▸ DATA FOR THIS TASK
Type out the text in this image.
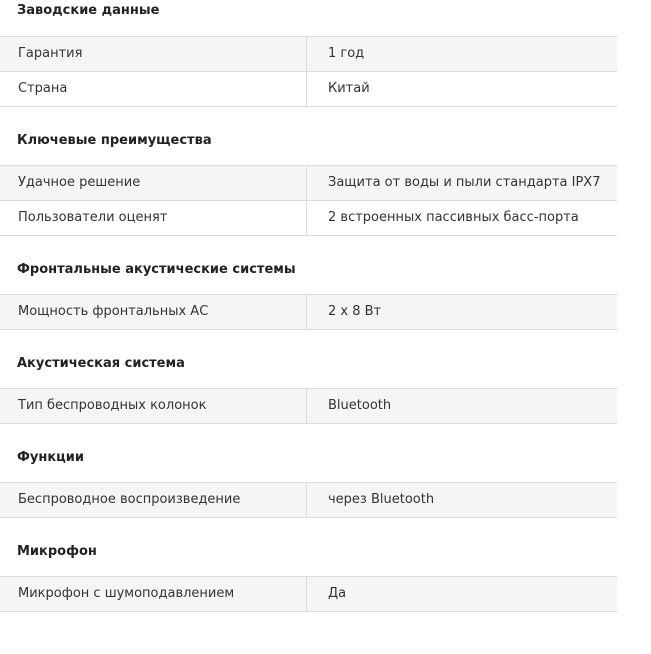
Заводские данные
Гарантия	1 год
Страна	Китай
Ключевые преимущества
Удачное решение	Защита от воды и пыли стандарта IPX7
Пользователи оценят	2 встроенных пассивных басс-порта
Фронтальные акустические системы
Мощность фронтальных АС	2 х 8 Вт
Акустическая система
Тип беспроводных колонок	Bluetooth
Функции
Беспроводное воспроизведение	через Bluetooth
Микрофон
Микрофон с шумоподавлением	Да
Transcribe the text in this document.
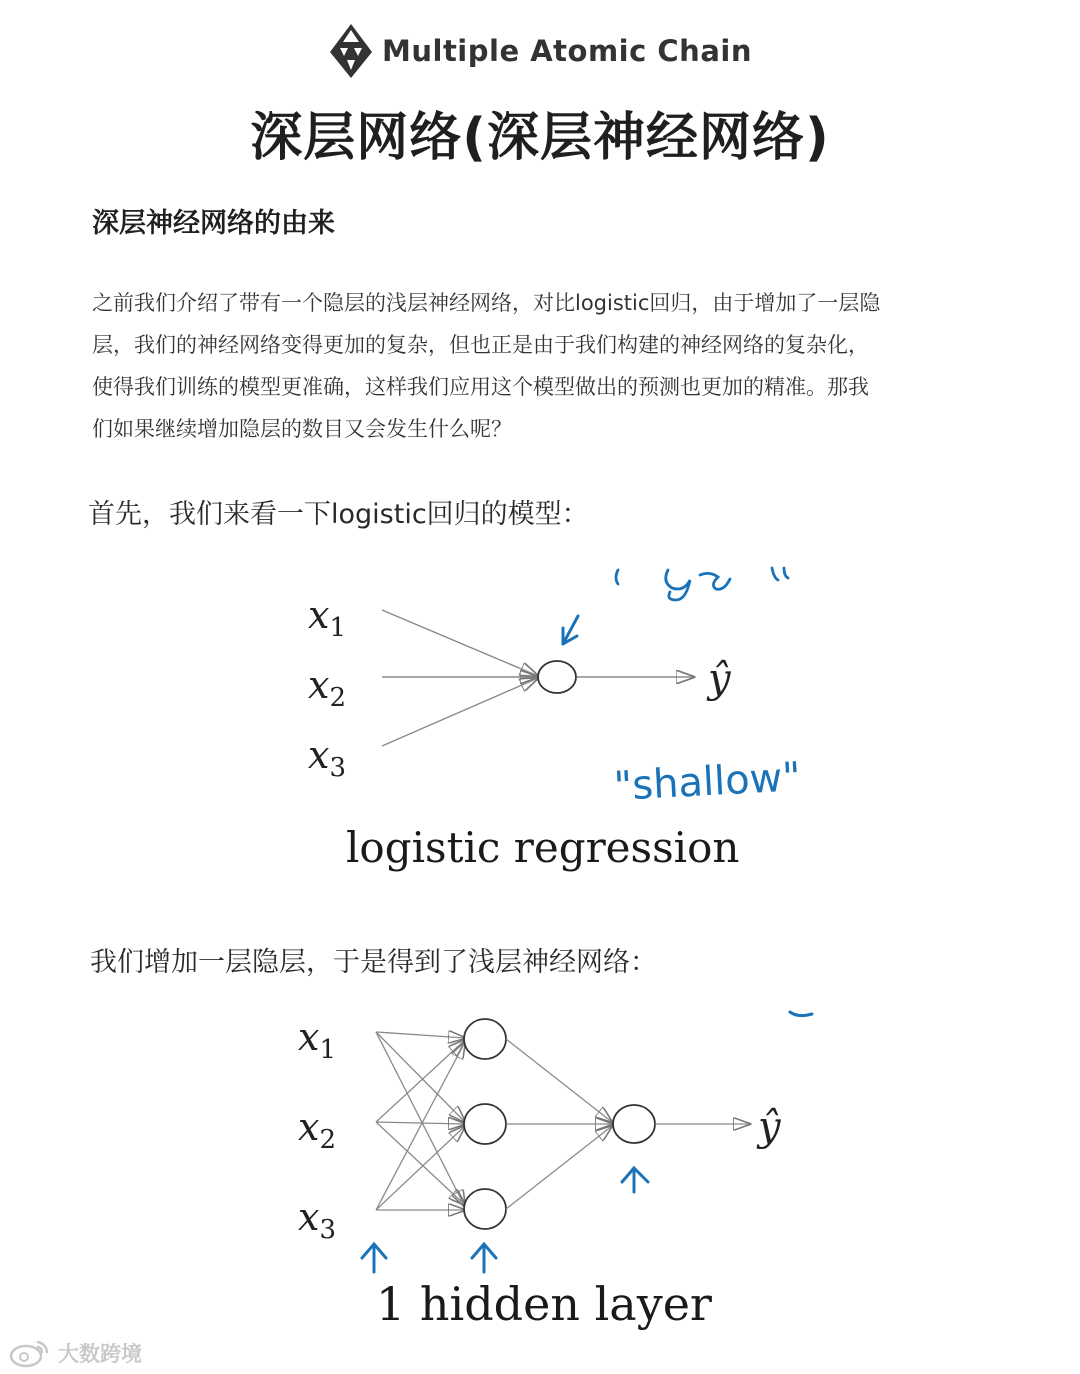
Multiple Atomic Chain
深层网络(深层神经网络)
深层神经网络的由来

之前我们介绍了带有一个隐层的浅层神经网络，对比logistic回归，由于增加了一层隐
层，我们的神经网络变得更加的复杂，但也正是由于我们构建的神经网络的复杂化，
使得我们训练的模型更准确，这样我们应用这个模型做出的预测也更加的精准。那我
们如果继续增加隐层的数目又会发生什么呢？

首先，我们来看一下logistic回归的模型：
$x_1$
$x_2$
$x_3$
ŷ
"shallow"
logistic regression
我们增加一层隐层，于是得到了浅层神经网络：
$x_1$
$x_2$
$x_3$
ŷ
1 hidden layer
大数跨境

▸ TASK REQUIREMENTS
Without including the pictures, reproduce all entries exactly.

▸ RESULT OF THE TASK
Type out the text in this image.
Заводские данные
Гарантия	1 год
Страна	Китай
Ключевые преимущества
Удачное решение	Защита от воды и пыли стандарта IPX7
Пользователи оценят	2 встроенных пассивных басс-порта
Фронтальные акустические системы
Мощность фронтальных АС	2 х 8 Вт
Акустическая система
Тип беспроводных колонок	Bluetooth
Функции
Беспроводное воспроизведение	через Bluetooth
Микрофон
Микрофон с шумоподавлением	Да
Transcribe the text in this document.
Multiple Atomic Chain
深层网络(深层神经网络)
深层神经网络的由来

之前我们介绍了带有一个隐层的浅层神经网络，对比logistic回归，由于增加了一层隐
层，我们的神经网络变得更加的复杂，但也正是由于我们构建的神经网络的复杂化，
使得我们训练的模型更准确，这样我们应用这个模型做出的预测也更加的精准。那我
们如果继续增加隐层的数目又会发生什么呢？

首先，我们来看一下logistic回归的模型：
$x_1$
$x_2$
$x_3$
ŷ
"shallow"
logistic regression
我们增加一层隐层，于是得到了浅层神经网络：
$x_1$
$x_2$
$x_3$
ŷ
1 hidden layer
大数跨境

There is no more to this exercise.